• Exercise aim:
Find the lines below that contain the string "JSON". Copy each one.

▼▼▼

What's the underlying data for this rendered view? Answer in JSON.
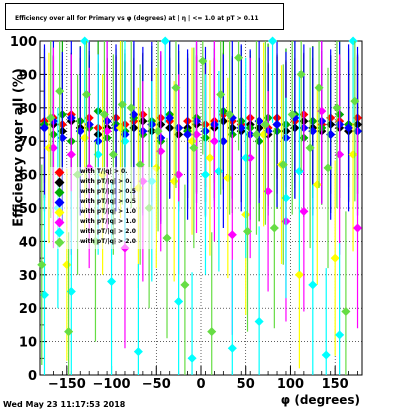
{
  "title": "Efficiency over all for Primary vs φ (degrees) at |  η | <= 1.0 at pT > 0.11",
  "footer": "Wed May 23 11:17:53 2018",
  "chart_data": {
    "type": "scatter",
    "xlabel": "φ (degrees)",
    "ylabel": "Efficiency over all (%)",
    "xlim": [
      -180,
      180
    ],
    "ylim": [
      0,
      100
    ],
    "xticks": [
      -150,
      -100,
      -50,
      0,
      50,
      100,
      150
    ],
    "yticks": [
      0,
      10,
      20,
      30,
      40,
      50,
      60,
      70,
      80,
      90,
      100
    ],
    "grid": true,
    "legend_position": "middle-left",
    "series": [
      {
        "name": "with T/|q| > 0.",
        "color": "#ff0000",
        "x": [
          -175,
          -165,
          -155,
          -145,
          -135,
          -125,
          -115,
          -105,
          -95,
          -85,
          -75,
          -65,
          -55,
          -45,
          -35,
          -25,
          -15,
          -5,
          5,
          15,
          25,
          35,
          45,
          55,
          65,
          75,
          85,
          95,
          105,
          115,
          125,
          135,
          145,
          155,
          165,
          175
        ],
        "y": [
          76,
          77,
          75,
          78,
          76,
          77,
          74,
          76,
          77,
          75,
          76,
          78,
          75,
          77,
          76,
          74,
          76,
          77,
          75,
          76,
          78,
          76,
          75,
          77,
          76,
          74,
          77,
          75,
          76,
          78,
          76,
          75,
          77,
          76,
          75,
          77
        ]
      },
      {
        "name": "with pT/|q| > 0.",
        "color": "#000000",
        "x": [
          -175,
          -165,
          -155,
          -145,
          -135,
          -125,
          -115,
          -105,
          -95,
          -85,
          -75,
          -65,
          -55,
          -45,
          -35,
          -25,
          -15,
          -5,
          5,
          15,
          25,
          35,
          45,
          55,
          65,
          75,
          85,
          95,
          105,
          115,
          125,
          135,
          145,
          155,
          165,
          175
        ],
        "y": [
          74,
          75,
          73,
          76,
          74,
          75,
          72,
          74,
          75,
          73,
          74,
          76,
          73,
          75,
          74,
          72,
          74,
          75,
          73,
          74,
          76,
          74,
          73,
          75,
          74,
          72,
          75,
          73,
          74,
          76,
          74,
          73,
          75,
          74,
          73,
          75
        ]
      },
      {
        "name": "with pT/|q| > 0.5",
        "color": "#00aa00",
        "x": [
          -175,
          -165,
          -155,
          -145,
          -135,
          -125,
          -115,
          -105,
          -95,
          -85,
          -75,
          -65,
          -55,
          -45,
          -35,
          -25,
          -15,
          -5,
          5,
          15,
          25,
          35,
          45,
          55,
          65,
          75,
          85,
          95,
          105,
          115,
          125,
          135,
          145,
          155,
          165,
          175
        ],
        "y": [
          75,
          72,
          78,
          70,
          76,
          74,
          79,
          71,
          75,
          73,
          77,
          72,
          76,
          70,
          78,
          74,
          73,
          77,
          71,
          75,
          79,
          72,
          76,
          74,
          70,
          77,
          73,
          75,
          78,
          71,
          76,
          74,
          72,
          78,
          75,
          73
        ]
      },
      {
        "name": "with pT/|q| > 0.5",
        "color": "#0000ff",
        "x": [
          -175,
          -165,
          -155,
          -145,
          -135,
          -125,
          -115,
          -105,
          -95,
          -85,
          -75,
          -65,
          -55,
          -45,
          -35,
          -25,
          -15,
          -5,
          5,
          15,
          25,
          35,
          45,
          55,
          65,
          75,
          85,
          95,
          105,
          115,
          125,
          135,
          145,
          155,
          165,
          175
        ],
        "y": [
          74,
          76,
          71,
          77,
          73,
          75,
          70,
          76,
          74,
          72,
          78,
          73,
          75,
          71,
          77,
          74,
          72,
          76,
          73,
          75,
          70,
          77,
          74,
          72,
          76,
          73,
          75,
          71,
          77,
          74,
          73,
          76,
          72,
          75,
          74,
          73
        ]
      },
      {
        "name": "with pT/|q| > 1.0",
        "color": "#ffff00",
        "x": [
          -170,
          -150,
          -130,
          -110,
          -90,
          -70,
          -50,
          -30,
          -10,
          10,
          30,
          50,
          70,
          90,
          110,
          130,
          150,
          170
        ],
        "y": [
          68,
          33,
          71,
          60,
          74,
          56,
          62,
          58,
          70,
          65,
          59,
          48,
          72,
          63,
          30,
          57,
          35,
          66
        ]
      },
      {
        "name": "with pT/|q| > 1.0",
        "color": "#ff00ff",
        "x": [
          -165,
          -145,
          -125,
          -105,
          -85,
          -65,
          -45,
          -25,
          -5,
          15,
          35,
          55,
          75,
          95,
          115,
          135,
          155,
          175
        ],
        "y": [
          68,
          66,
          62,
          73,
          38,
          58,
          67,
          60,
          72,
          70,
          42,
          65,
          55,
          46,
          49,
          79,
          66,
          44
        ]
      },
      {
        "name": "with pT/|q| > 2.0",
        "color": "#00ffff",
        "x": [
          -175,
          -160,
          -145,
          -130,
          -115,
          -100,
          -85,
          -70,
          -55,
          -40,
          -25,
          -10,
          5,
          20,
          35,
          50,
          65,
          80,
          95,
          110,
          125,
          140,
          155,
          170
        ],
        "y": [
          24,
          50,
          25,
          100,
          66,
          28,
          70,
          7,
          58,
          100,
          22,
          5,
          60,
          61,
          8,
          65,
          16,
          100,
          53,
          61,
          27,
          6,
          12,
          100
        ]
      },
      {
        "name": "with pT/|q| > 2.0",
        "color": "#66dd44",
        "x": [
          -178,
          -168,
          -158,
          -148,
          -138,
          -128,
          -118,
          -108,
          -98,
          -88,
          -78,
          -68,
          -58,
          -48,
          -38,
          -28,
          -18,
          -8,
          2,
          12,
          22,
          32,
          42,
          52,
          62,
          72,
          82,
          92,
          102,
          112,
          122,
          132,
          142,
          152,
          162,
          172
        ],
        "y": [
          33,
          77,
          85,
          13,
          60,
          84,
          40,
          78,
          66,
          81,
          80,
          63,
          50,
          73,
          41,
          86,
          27,
          68,
          94,
          13,
          84,
          78,
          95,
          43,
          72,
          75,
          44,
          63,
          78,
          90,
          68,
          86,
          62,
          80,
          19,
          82
        ]
      }
    ]
  }
}
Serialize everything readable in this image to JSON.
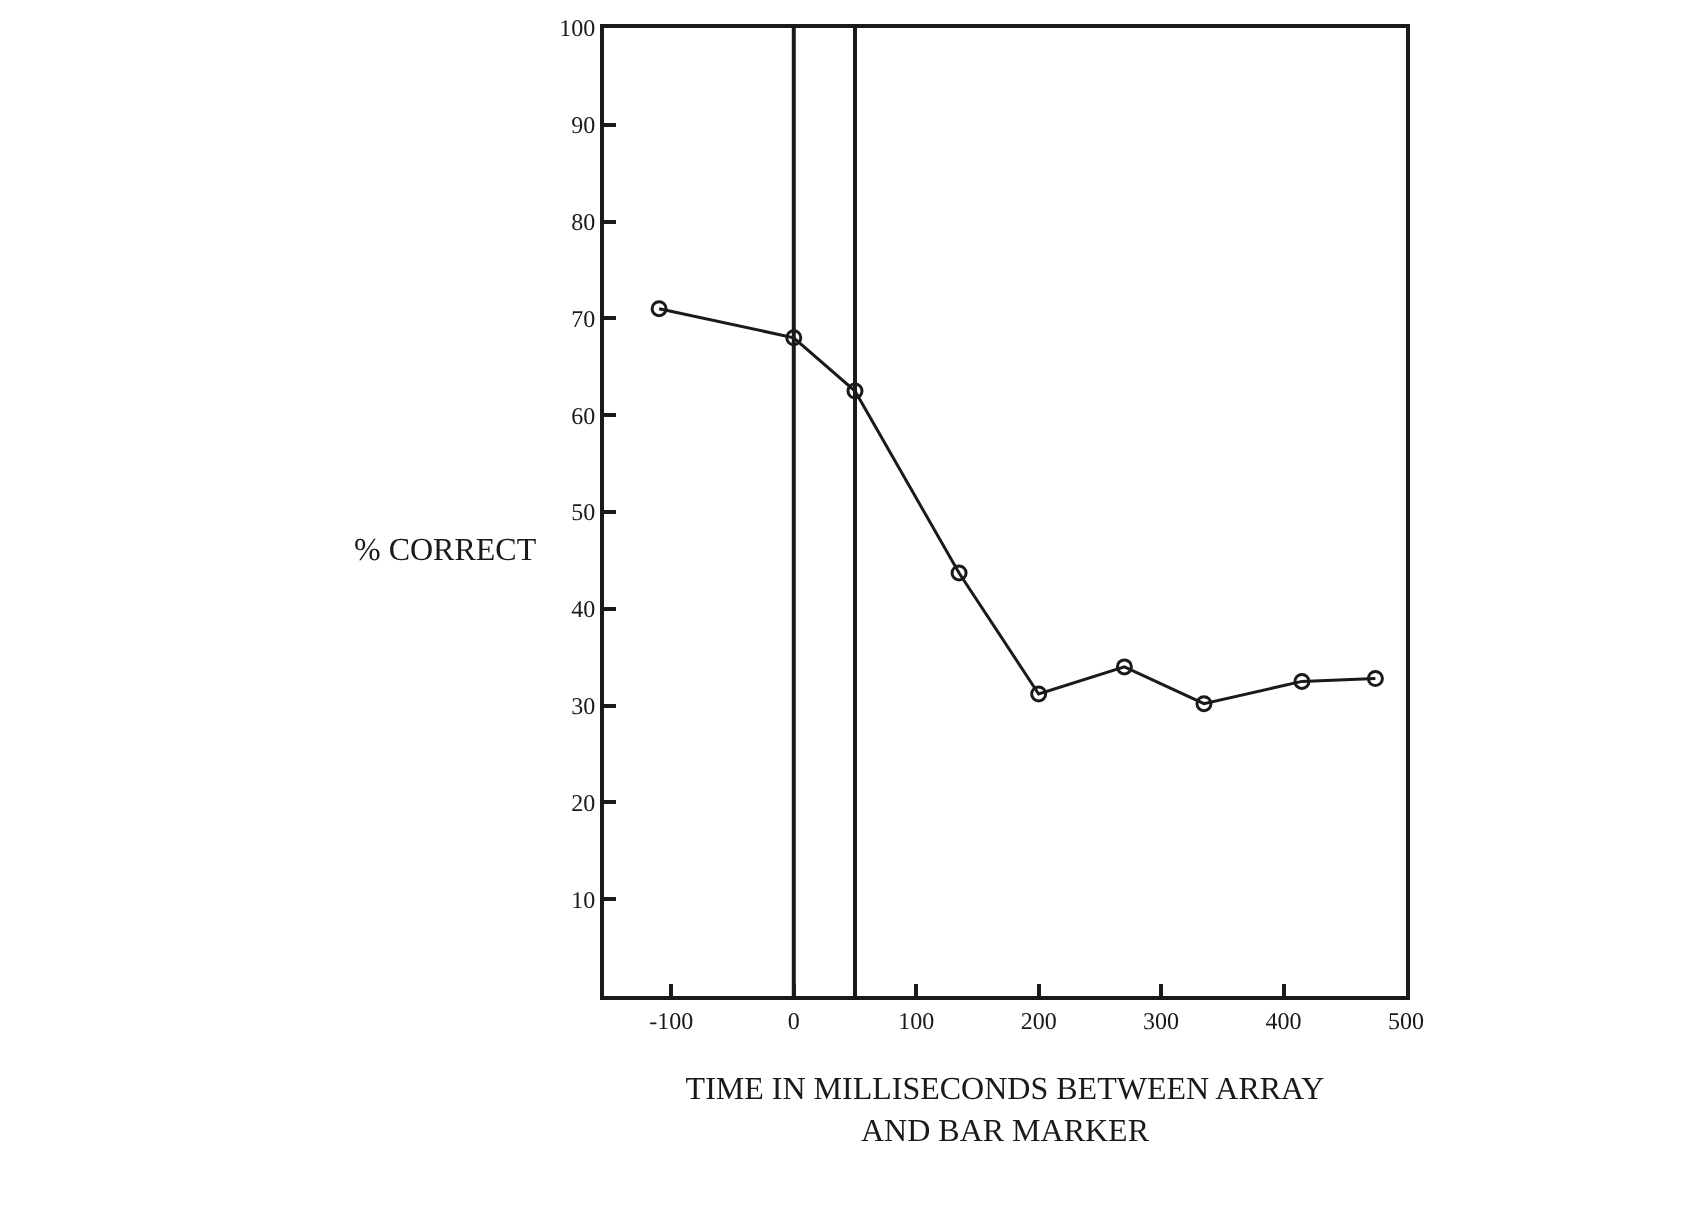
{
  "chart_data": {
    "type": "line",
    "xlabel": "TIME IN MILLISECONDS BETWEEN ARRAY\nAND BAR MARKER",
    "ylabel": "% CORRECT",
    "x": [
      -110,
      0,
      50,
      135,
      200,
      270,
      335,
      415,
      475
    ],
    "values": [
      71,
      68,
      62.5,
      43.7,
      31.2,
      34,
      30.2,
      32.5,
      32.8
    ],
    "color": "#1a1a1a",
    "marker": "circle",
    "line_style": "solid",
    "xlim": [
      -155,
      500
    ],
    "xticks": [
      -100,
      0,
      100,
      200,
      300,
      400,
      500
    ],
    "ylim": [
      0,
      100
    ],
    "yticks": [
      10,
      20,
      30,
      40,
      50,
      60,
      70,
      80,
      90,
      100
    ],
    "ref_lines": [
      {
        "axis": "x",
        "value": 0,
        "color": "#1a1a1a"
      },
      {
        "axis": "x",
        "value": 50,
        "color": "#1a1a1a"
      }
    ]
  }
}
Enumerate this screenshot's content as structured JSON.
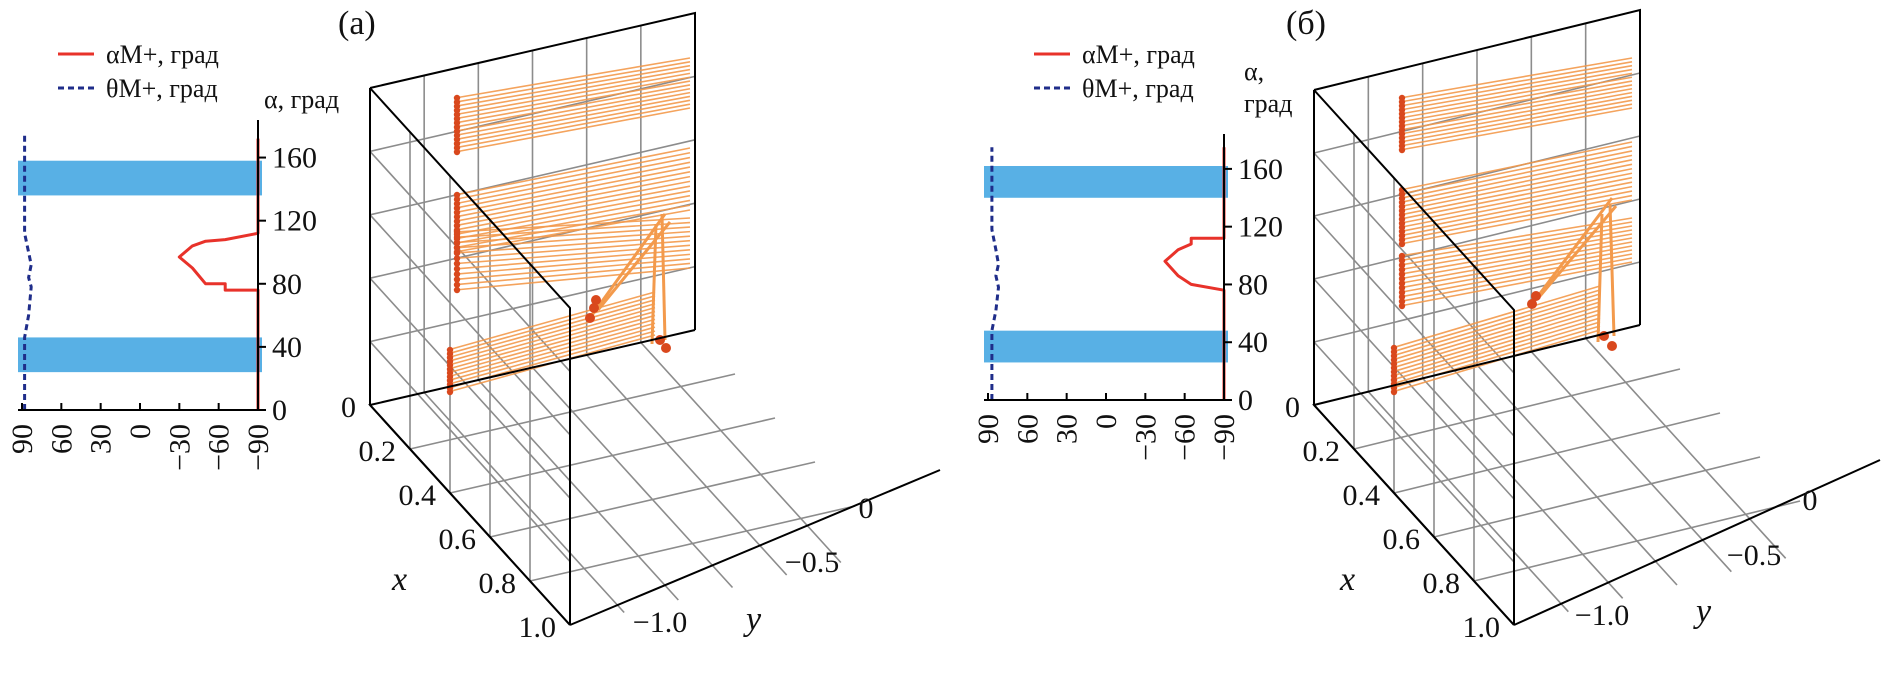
{
  "colors": {
    "alpha_line": "#e8322a",
    "theta_line": "#1f2d8a",
    "band": "#58b0e5",
    "trajectory": "#f39a4c",
    "trajectory_dark": "#d9481d",
    "grid": "#8c8c8c",
    "box": "#000000"
  },
  "chart_data": [
    {
      "panel_label": "(а)",
      "type": "line",
      "legend": {
        "alpha": "αM+, град",
        "theta": "θM+, град"
      },
      "ylabel": "α, град",
      "yticks": [
        "0",
        "40",
        "80",
        "120",
        "160"
      ],
      "xticks": [
        "90",
        "60",
        "30",
        "0",
        "−30",
        "−60",
        "−90"
      ],
      "xlim": [
        90,
        -90
      ],
      "ylim": [
        0,
        180
      ],
      "bands": [
        [
          24,
          46
        ],
        [
          136,
          158
        ]
      ],
      "series": [
        {
          "key": "alpha",
          "style": "solid",
          "x": [
            -90,
            -90,
            -90,
            -90,
            -90,
            -65,
            -65,
            -50,
            -40,
            -30,
            -40,
            -50,
            -65,
            -90,
            -90,
            -90,
            -90,
            -90
          ],
          "y": [
            0,
            20,
            46,
            60,
            76,
            76,
            80,
            80,
            90,
            97,
            104,
            107,
            108,
            112,
            120,
            136,
            160,
            172
          ]
        },
        {
          "key": "theta",
          "style": "dashed",
          "x": [
            88,
            88,
            88,
            85,
            83,
            85,
            83,
            85,
            88,
            88,
            88,
            88
          ],
          "y": [
            0,
            24,
            46,
            60,
            78,
            84,
            92,
            100,
            112,
            136,
            158,
            176
          ]
        }
      ]
    },
    {
      "panel_label": "(б)",
      "type": "line",
      "legend": {
        "alpha": "αM+, град",
        "theta": "θM+, град"
      },
      "ylabel_line1": "α,",
      "ylabel_line2": "град",
      "yticks": [
        "0",
        "40",
        "80",
        "120",
        "160"
      ],
      "xticks": [
        "90",
        "60",
        "30",
        "0",
        "−30",
        "−60",
        "−90"
      ],
      "xlim": [
        90,
        -90
      ],
      "ylim": [
        0,
        180
      ],
      "bands": [
        [
          26,
          48
        ],
        [
          140,
          162
        ]
      ],
      "series": [
        {
          "key": "alpha",
          "style": "solid",
          "x": [
            -90,
            -90,
            -90,
            -90,
            -90,
            -65,
            -55,
            -45,
            -55,
            -65,
            -65,
            -90,
            -90,
            -90,
            -90,
            -90
          ],
          "y": [
            0,
            26,
            48,
            66,
            76,
            80,
            86,
            96,
            104,
            108,
            112,
            112,
            126,
            140,
            162,
            175
          ]
        },
        {
          "key": "theta",
          "style": "dashed",
          "x": [
            87,
            87,
            87,
            84,
            82,
            84,
            82,
            84,
            87,
            87,
            87,
            87
          ],
          "y": [
            0,
            26,
            48,
            62,
            78,
            86,
            94,
            104,
            118,
            140,
            162,
            175
          ]
        }
      ]
    },
    {
      "type": "scatter",
      "xlabel": "x",
      "ylabel": "y",
      "xticks": [
        "0",
        "0.2",
        "0.4",
        "0.6",
        "0.8",
        "1.0"
      ],
      "yticks": [
        "0",
        "−0.5",
        "−1.0"
      ],
      "zticks": [
        "0",
        "40",
        "80",
        "120",
        "160"
      ],
      "xlim": [
        0,
        1.0
      ],
      "ylim": [
        -1.0,
        0
      ],
      "grid": true
    },
    {
      "type": "scatter",
      "xlabel": "x",
      "ylabel": "y",
      "xticks": [
        "0",
        "0.2",
        "0.4",
        "0.6",
        "0.8",
        "1.0"
      ],
      "yticks": [
        "0",
        "−0.5",
        "−1.0"
      ],
      "zticks": [
        "0",
        "40",
        "80",
        "120",
        "160"
      ],
      "xlim": [
        0,
        1.0
      ],
      "ylim": [
        -1.0,
        0
      ],
      "grid": true
    }
  ]
}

▲▲▲

• Task response:
What's the underlying data for this rendered view? Answer in JSON.
Serialize everything readable in this image to JSON.
Enumerate this screenshot's content as structured JSON.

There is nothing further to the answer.